**Your instructions:** Produce an exact copy of all the data below, dropping every image.

**Task material:**
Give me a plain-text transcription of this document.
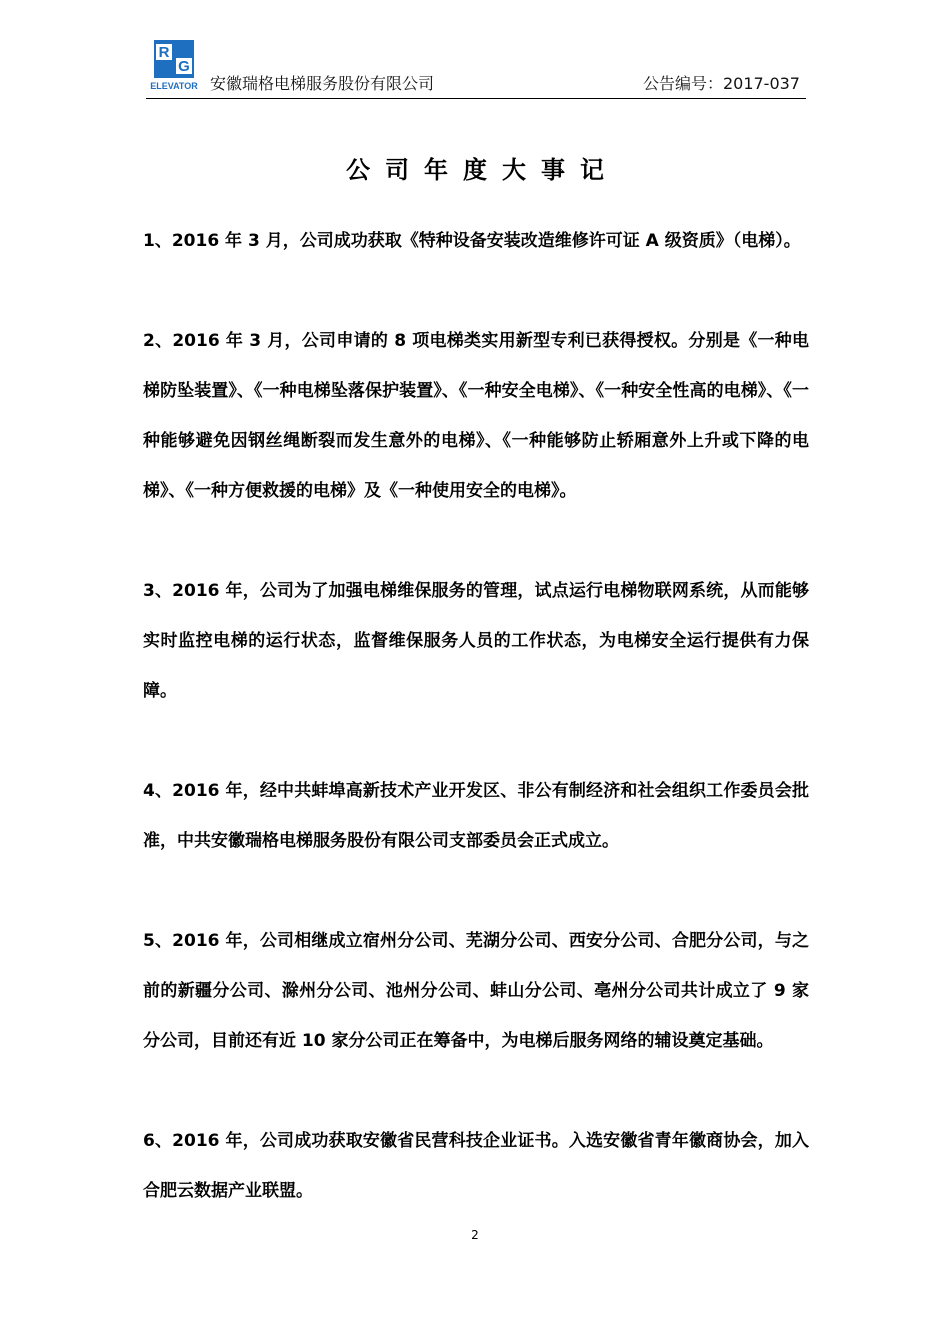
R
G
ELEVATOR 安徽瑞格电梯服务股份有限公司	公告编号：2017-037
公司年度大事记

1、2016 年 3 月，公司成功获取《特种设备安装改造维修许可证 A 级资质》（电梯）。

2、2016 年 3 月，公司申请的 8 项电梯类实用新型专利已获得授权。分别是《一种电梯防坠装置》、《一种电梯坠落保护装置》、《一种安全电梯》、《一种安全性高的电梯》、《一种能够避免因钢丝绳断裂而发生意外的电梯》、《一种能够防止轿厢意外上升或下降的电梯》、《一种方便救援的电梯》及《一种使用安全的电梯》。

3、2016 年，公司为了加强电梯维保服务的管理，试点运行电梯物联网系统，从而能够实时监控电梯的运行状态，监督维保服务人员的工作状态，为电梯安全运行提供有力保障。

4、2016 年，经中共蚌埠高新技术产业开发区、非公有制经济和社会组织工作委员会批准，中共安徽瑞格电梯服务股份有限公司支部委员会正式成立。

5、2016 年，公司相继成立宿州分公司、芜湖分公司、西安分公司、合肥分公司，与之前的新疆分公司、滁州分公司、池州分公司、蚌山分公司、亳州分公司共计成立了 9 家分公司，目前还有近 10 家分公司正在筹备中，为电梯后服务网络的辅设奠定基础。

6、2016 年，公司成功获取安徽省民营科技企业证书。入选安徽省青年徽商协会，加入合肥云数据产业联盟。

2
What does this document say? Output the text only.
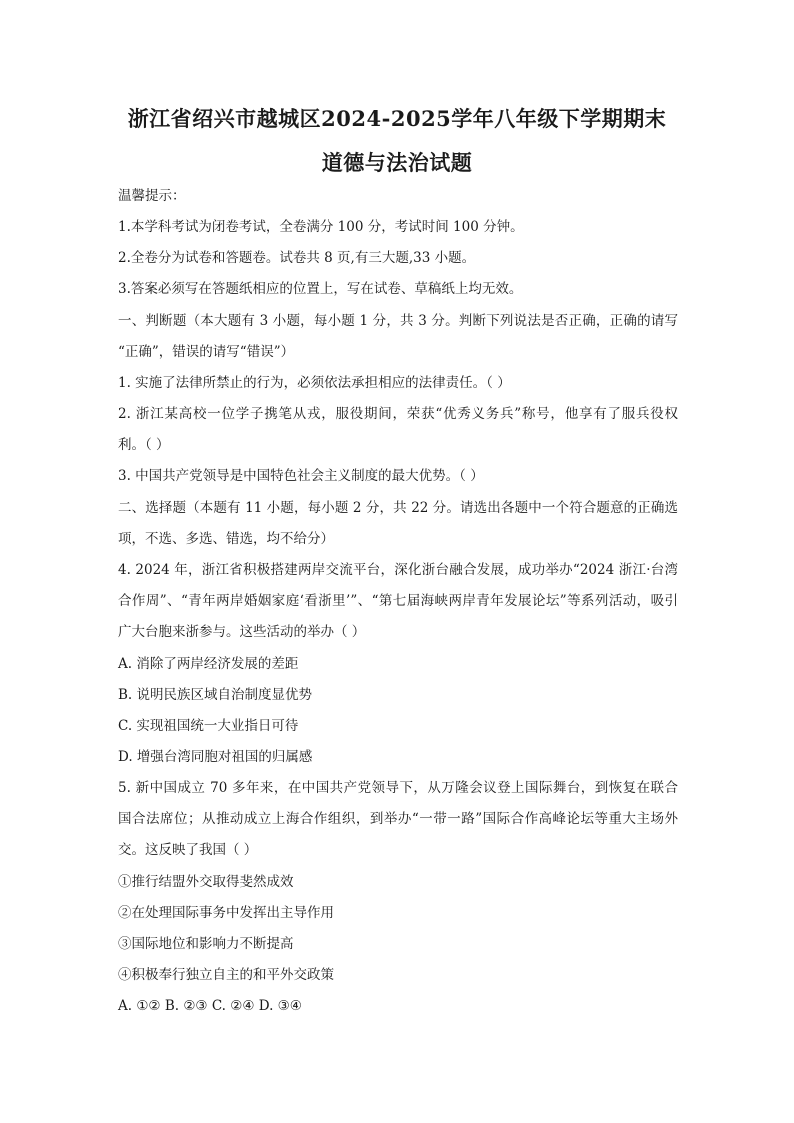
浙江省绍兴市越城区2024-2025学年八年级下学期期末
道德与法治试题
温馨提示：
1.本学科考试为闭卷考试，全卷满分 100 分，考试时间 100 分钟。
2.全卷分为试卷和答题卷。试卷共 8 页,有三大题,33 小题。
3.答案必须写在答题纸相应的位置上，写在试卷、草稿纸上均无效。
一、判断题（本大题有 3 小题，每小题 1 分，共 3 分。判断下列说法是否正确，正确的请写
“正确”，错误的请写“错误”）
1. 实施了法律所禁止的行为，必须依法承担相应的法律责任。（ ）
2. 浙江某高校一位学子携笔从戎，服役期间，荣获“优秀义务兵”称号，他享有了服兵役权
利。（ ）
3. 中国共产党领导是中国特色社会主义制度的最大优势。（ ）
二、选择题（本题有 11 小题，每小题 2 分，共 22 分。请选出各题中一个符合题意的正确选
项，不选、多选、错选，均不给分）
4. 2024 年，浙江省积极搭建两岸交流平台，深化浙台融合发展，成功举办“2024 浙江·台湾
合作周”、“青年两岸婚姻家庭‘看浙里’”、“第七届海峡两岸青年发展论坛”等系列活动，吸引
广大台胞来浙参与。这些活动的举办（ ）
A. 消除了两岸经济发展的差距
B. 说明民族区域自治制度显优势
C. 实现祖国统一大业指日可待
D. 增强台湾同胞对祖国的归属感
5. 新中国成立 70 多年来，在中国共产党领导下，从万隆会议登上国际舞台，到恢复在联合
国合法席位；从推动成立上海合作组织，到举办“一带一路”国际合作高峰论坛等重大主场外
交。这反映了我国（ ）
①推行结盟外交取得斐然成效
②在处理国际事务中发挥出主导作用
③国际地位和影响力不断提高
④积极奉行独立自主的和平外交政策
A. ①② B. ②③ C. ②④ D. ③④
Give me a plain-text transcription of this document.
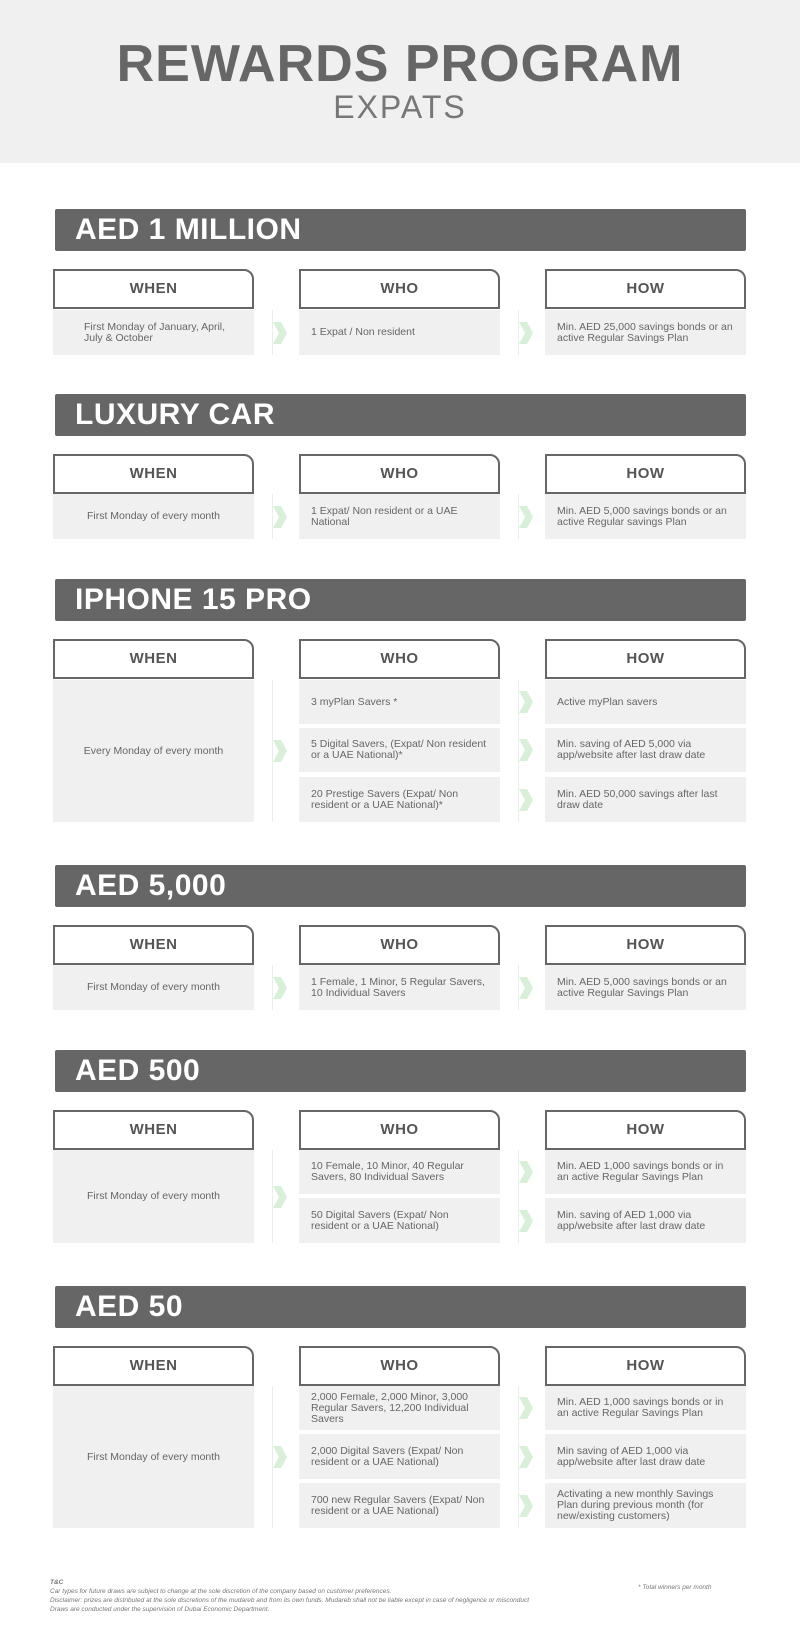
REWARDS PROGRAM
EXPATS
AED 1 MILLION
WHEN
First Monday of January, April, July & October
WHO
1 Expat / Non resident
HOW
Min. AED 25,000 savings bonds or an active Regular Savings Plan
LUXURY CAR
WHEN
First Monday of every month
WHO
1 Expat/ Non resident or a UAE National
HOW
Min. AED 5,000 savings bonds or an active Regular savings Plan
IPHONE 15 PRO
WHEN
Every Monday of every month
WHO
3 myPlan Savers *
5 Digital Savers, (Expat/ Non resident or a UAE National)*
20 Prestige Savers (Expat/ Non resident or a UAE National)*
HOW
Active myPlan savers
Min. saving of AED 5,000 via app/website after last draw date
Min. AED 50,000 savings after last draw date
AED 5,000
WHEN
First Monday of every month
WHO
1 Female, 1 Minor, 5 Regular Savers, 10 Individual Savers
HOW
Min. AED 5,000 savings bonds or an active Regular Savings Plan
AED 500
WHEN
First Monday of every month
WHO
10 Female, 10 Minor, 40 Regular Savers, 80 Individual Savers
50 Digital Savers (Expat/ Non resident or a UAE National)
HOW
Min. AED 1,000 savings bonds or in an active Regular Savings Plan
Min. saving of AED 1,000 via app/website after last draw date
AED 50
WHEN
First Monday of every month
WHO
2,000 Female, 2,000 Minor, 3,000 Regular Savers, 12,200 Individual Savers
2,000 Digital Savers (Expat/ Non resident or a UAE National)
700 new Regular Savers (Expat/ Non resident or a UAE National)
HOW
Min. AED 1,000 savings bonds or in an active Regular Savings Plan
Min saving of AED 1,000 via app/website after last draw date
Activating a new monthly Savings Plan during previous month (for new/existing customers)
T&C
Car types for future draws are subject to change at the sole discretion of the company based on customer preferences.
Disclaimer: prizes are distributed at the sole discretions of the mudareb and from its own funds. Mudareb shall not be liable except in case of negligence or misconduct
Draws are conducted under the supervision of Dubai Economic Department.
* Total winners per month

**Answer for the task:**
Give me a plain-text transcription of this document.
R
G
ELEVATOR 安徽瑞格电梯服务股份有限公司	公告编号：2017-037
公司年度大事记

1、2016 年 3 月，公司成功获取《特种设备安装改造维修许可证 A 级资质》（电梯）。

2、2016 年 3 月，公司申请的 8 项电梯类实用新型专利已获得授权。分别是《一种电梯防坠装置》、《一种电梯坠落保护装置》、《一种安全电梯》、《一种安全性高的电梯》、《一种能够避免因钢丝绳断裂而发生意外的电梯》、《一种能够防止轿厢意外上升或下降的电梯》、《一种方便救援的电梯》及《一种使用安全的电梯》。

3、2016 年，公司为了加强电梯维保服务的管理，试点运行电梯物联网系统，从而能够实时监控电梯的运行状态，监督维保服务人员的工作状态，为电梯安全运行提供有力保障。

4、2016 年，经中共蚌埠高新技术产业开发区、非公有制经济和社会组织工作委员会批准，中共安徽瑞格电梯服务股份有限公司支部委员会正式成立。

5、2016 年，公司相继成立宿州分公司、芜湖分公司、西安分公司、合肥分公司，与之前的新疆分公司、滁州分公司、池州分公司、蚌山分公司、亳州分公司共计成立了 9 家分公司，目前还有近 10 家分公司正在筹备中，为电梯后服务网络的辅设奠定基础。

6、2016 年，公司成功获取安徽省民营科技企业证书。入选安徽省青年徽商协会，加入合肥云数据产业联盟。

2
What does this document say? Output the text only.
浙江省绍兴市越城区2024-2025学年八年级下学期期末
道德与法治试题
温馨提示：
1.本学科考试为闭卷考试，全卷满分 100 分，考试时间 100 分钟。
2.全卷分为试卷和答题卷。试卷共 8 页,有三大题,33 小题。
3.答案必须写在答题纸相应的位置上，写在试卷、草稿纸上均无效。
一、判断题（本大题有 3 小题，每小题 1 分，共 3 分。判断下列说法是否正确，正确的请写
“正确”，错误的请写“错误”）
1. 实施了法律所禁止的行为，必须依法承担相应的法律责任。（ ）
2. 浙江某高校一位学子携笔从戎，服役期间，荣获“优秀义务兵”称号，他享有了服兵役权
利。（ ）
3. 中国共产党领导是中国特色社会主义制度的最大优势。（ ）
二、选择题（本题有 11 小题，每小题 2 分，共 22 分。请选出各题中一个符合题意的正确选
项，不选、多选、错选，均不给分）
4. 2024 年，浙江省积极搭建两岸交流平台，深化浙台融合发展，成功举办“2024 浙江·台湾
合作周”、“青年两岸婚姻家庭‘看浙里’”、“第七届海峡两岸青年发展论坛”等系列活动，吸引
广大台胞来浙参与。这些活动的举办（ ）
A. 消除了两岸经济发展的差距
B. 说明民族区域自治制度显优势
C. 实现祖国统一大业指日可待
D. 增强台湾同胞对祖国的归属感
5. 新中国成立 70 多年来，在中国共产党领导下，从万隆会议登上国际舞台，到恢复在联合
国合法席位；从推动成立上海合作组织，到举办“一带一路”国际合作高峰论坛等重大主场外
交。这反映了我国（ ）
①推行结盟外交取得斐然成效
②在处理国际事务中发挥出主导作用
③国际地位和影响力不断提高
④积极奉行独立自主的和平外交政策
A. ①② B. ②③ C. ②④ D. ③④
Give me a plain-text transcription of this document.
REWARDS PROGRAM
EXPATS
AED 1 MILLION
WHEN
First Monday of January, April, July & October
WHO
1 Expat / Non resident
HOW
Min. AED 25,000 savings bonds or an active Regular Savings Plan
LUXURY CAR
WHEN
First Monday of every month
WHO
1 Expat/ Non resident or a UAE National
HOW
Min. AED 5,000 savings bonds or an active Regular savings Plan
IPHONE 15 PRO
WHEN
Every Monday of every month
WHO
3 myPlan Savers *
5 Digital Savers, (Expat/ Non resident or a UAE National)*
20 Prestige Savers (Expat/ Non resident or a UAE National)*
HOW
Active myPlan savers
Min. saving of AED 5,000 via app/website after last draw date
Min. AED 50,000 savings after last draw date
AED 5,000
WHEN
First Monday of every month
WHO
1 Female, 1 Minor, 5 Regular Savers, 10 Individual Savers
HOW
Min. AED 5,000 savings bonds or an active Regular Savings Plan
AED 500
WHEN
First Monday of every month
WHO
10 Female, 10 Minor, 40 Regular Savers, 80 Individual Savers
50 Digital Savers (Expat/ Non resident or a UAE National)
HOW
Min. AED 1,000 savings bonds or in an active Regular Savings Plan
Min. saving of AED 1,000 via app/website after last draw date
AED 50
WHEN
First Monday of every month
WHO
2,000 Female, 2,000 Minor, 3,000 Regular Savers, 12,200 Individual Savers
2,000 Digital Savers (Expat/ Non resident or a UAE National)
700 new Regular Savers (Expat/ Non resident or a UAE National)
HOW
Min. AED 1,000 savings bonds or in an active Regular Savings Plan
Min saving of AED 1,000 via app/website after last draw date
Activating a new monthly Savings Plan during previous month (for new/existing customers)
T&C
Car types for future draws are subject to change at the sole discretion of the company based on customer preferences.
Disclaimer: prizes are distributed at the sole discretions of the mudareb and from its own funds. Mudareb shall not be liable except in case of negligence or misconduct
Draws are conducted under the supervision of Dubai Economic Department.
* Total winners per month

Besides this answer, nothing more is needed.